## Supplied data

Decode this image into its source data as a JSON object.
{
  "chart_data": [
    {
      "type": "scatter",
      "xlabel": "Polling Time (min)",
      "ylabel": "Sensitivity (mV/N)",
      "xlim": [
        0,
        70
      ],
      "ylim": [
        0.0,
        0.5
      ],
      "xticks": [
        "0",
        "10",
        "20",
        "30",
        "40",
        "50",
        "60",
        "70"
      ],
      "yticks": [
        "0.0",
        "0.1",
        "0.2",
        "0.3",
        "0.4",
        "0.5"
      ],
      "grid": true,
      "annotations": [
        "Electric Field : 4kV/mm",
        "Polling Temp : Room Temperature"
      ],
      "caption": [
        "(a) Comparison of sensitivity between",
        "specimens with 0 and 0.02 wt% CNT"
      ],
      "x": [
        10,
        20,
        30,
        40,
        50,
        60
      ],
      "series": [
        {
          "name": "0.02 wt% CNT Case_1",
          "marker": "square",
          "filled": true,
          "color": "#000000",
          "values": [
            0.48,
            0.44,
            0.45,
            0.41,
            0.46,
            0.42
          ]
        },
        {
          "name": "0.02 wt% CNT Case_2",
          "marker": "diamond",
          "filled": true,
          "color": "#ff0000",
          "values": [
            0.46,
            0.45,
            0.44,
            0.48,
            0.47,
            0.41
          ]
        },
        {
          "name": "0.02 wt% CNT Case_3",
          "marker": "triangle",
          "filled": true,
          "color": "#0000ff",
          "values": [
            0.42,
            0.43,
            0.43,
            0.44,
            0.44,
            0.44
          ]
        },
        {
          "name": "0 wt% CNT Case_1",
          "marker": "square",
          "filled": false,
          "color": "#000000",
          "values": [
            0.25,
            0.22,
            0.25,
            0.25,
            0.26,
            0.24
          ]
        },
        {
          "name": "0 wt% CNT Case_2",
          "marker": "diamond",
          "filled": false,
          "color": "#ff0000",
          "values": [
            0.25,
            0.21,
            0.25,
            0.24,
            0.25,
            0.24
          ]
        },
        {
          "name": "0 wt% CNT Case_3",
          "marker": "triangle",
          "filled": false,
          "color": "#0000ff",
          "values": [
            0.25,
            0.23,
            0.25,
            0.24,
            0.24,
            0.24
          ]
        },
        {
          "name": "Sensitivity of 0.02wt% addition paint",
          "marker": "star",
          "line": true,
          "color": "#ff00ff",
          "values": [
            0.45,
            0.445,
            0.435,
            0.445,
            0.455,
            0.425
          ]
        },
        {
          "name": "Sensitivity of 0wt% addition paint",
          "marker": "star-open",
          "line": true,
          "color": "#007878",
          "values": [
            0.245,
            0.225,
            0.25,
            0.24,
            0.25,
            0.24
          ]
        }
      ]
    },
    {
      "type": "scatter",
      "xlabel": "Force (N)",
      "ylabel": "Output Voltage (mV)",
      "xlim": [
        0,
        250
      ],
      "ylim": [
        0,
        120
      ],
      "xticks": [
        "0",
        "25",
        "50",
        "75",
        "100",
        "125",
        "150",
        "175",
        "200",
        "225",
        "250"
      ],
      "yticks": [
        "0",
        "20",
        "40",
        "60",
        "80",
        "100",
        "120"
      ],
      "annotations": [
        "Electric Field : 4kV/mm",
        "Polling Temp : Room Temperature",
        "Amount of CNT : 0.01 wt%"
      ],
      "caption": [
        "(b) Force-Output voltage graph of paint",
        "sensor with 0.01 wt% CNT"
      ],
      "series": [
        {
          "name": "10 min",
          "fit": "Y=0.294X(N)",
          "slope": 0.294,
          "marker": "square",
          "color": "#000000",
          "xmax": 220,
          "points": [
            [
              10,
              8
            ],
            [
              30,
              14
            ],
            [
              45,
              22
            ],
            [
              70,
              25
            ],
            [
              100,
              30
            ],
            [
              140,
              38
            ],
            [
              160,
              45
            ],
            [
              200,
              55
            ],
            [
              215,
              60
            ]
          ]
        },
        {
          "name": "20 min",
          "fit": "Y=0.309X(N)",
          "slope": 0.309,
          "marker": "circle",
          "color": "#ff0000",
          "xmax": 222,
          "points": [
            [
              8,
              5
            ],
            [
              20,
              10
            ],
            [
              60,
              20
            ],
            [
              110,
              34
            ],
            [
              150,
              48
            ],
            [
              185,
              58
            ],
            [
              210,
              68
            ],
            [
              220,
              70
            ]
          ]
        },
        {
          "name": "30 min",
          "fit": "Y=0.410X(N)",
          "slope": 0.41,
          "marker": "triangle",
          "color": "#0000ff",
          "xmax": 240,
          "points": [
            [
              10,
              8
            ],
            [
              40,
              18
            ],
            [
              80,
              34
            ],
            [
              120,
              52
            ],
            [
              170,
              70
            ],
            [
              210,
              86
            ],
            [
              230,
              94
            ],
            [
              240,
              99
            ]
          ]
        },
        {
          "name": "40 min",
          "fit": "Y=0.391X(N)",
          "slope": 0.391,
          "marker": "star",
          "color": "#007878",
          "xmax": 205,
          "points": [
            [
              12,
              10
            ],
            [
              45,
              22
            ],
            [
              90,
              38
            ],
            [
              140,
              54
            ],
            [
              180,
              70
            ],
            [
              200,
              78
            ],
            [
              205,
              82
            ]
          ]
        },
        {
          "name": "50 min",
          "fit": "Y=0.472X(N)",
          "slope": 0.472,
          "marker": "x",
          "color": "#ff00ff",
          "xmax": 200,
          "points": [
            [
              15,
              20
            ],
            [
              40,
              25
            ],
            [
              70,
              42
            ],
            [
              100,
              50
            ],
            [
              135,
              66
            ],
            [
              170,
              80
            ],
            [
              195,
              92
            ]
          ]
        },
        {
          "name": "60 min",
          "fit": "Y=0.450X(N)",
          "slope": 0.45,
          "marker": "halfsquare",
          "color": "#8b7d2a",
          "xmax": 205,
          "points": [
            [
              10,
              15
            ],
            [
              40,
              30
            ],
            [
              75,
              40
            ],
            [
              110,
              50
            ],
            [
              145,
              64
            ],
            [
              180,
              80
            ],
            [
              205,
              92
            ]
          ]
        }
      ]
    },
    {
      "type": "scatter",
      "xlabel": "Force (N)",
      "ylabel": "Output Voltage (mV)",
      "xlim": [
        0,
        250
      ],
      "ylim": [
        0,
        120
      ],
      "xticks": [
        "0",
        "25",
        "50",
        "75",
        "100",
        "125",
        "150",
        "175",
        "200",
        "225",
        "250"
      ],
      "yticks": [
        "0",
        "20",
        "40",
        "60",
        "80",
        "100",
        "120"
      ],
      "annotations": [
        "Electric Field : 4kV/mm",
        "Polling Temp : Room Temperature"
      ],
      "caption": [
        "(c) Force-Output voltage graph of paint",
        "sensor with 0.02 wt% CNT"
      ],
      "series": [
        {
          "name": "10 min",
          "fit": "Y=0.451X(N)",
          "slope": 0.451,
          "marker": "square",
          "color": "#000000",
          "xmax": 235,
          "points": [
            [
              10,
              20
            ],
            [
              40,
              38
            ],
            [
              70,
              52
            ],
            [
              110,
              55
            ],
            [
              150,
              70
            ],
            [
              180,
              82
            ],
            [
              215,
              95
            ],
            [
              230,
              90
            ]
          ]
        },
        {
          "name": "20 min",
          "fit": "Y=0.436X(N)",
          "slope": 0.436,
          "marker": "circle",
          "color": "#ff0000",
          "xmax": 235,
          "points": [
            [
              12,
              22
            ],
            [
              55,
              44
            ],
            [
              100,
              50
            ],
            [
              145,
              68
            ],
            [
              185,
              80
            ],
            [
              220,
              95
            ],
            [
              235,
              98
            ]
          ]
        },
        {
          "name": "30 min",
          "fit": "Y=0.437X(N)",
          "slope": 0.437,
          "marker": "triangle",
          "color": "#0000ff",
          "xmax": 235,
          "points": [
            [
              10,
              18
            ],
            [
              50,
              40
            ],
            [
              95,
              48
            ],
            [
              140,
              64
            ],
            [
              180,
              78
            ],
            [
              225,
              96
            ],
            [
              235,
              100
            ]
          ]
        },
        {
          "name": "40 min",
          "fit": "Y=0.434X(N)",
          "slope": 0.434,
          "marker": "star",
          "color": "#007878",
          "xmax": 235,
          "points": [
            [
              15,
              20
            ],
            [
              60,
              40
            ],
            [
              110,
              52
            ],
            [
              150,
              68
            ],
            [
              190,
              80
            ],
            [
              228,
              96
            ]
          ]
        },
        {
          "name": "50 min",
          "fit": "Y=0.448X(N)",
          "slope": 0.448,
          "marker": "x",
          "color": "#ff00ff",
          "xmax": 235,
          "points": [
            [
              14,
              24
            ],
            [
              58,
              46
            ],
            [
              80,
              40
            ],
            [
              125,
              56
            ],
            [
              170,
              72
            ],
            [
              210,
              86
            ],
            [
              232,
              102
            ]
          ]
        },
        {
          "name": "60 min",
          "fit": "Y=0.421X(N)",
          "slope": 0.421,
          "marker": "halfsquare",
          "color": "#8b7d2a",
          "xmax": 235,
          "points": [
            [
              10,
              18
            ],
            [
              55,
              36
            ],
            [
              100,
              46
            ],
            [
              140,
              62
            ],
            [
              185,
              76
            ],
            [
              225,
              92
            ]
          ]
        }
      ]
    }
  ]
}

## Goal of the exercise
Pull every line containing "slope" out of the records.

## Answer in full
          "slope": 0.294,
          "slope": 0.309,
          "slope": 0.41,
          "slope": 0.391,
          "slope": 0.472,
          "slope": 0.45,
          "slope": 0.451,
          "slope": 0.436,
          "slope": 0.437,
          "slope": 0.434,
          "slope": 0.448,
          "slope": 0.421,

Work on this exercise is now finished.